Collection entries:
+-------+

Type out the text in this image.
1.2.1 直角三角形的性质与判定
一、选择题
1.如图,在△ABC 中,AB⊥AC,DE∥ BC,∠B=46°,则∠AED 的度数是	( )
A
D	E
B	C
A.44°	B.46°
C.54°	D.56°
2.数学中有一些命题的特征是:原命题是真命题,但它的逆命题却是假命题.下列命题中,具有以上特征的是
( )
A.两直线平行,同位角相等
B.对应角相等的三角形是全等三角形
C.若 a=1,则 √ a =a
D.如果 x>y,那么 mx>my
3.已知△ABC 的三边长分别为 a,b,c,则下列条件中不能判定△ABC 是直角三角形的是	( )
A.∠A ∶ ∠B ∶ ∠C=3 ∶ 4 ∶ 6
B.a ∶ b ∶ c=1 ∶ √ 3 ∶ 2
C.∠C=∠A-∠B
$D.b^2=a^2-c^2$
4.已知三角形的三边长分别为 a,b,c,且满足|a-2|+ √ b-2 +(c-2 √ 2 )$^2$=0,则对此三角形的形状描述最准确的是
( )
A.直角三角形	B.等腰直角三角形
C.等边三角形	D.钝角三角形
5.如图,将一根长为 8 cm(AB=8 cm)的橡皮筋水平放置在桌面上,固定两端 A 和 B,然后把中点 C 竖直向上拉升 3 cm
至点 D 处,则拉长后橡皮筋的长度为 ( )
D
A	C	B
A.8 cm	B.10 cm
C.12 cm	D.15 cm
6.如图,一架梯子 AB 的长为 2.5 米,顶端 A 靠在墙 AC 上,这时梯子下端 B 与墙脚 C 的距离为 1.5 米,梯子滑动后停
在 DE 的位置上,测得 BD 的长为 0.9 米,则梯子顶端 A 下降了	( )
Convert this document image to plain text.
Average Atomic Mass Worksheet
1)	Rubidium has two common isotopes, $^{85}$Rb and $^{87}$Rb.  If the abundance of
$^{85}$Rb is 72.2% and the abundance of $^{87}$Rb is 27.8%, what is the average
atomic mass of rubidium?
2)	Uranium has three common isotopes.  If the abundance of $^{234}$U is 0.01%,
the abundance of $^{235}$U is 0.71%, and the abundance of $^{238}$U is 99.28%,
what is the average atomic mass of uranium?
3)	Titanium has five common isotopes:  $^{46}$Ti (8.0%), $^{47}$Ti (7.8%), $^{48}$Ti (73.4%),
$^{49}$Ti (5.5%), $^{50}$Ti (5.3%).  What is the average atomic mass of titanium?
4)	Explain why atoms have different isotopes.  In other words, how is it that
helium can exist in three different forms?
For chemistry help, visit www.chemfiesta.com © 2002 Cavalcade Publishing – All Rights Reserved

+-------+

● PROBLEM: Return exactly the lines from the line bearing "Convert this document image to plain text." to the end of the records, inclusive of both; include no other lines.

● RESPONSE BELOW:
Convert this document image to plain text.
Average Atomic Mass Worksheet
1)	Rubidium has two common isotopes, $^{85}$Rb and $^{87}$Rb.  If the abundance of
$^{85}$Rb is 72.2% and the abundance of $^{87}$Rb is 27.8%, what is the average
atomic mass of rubidium?
2)	Uranium has three common isotopes.  If the abundance of $^{234}$U is 0.01%,
the abundance of $^{235}$U is 0.71%, and the abundance of $^{238}$U is 99.28%,
what is the average atomic mass of uranium?
3)	Titanium has five common isotopes:  $^{46}$Ti (8.0%), $^{47}$Ti (7.8%), $^{48}$Ti (73.4%),
$^{49}$Ti (5.5%), $^{50}$Ti (5.3%).  What is the average atomic mass of titanium?
4)	Explain why atoms have different isotopes.  In other words, how is it that
helium can exist in three different forms?
For chemistry help, visit www.chemfiesta.com © 2002 Cavalcade Publishing – All Rights Reserved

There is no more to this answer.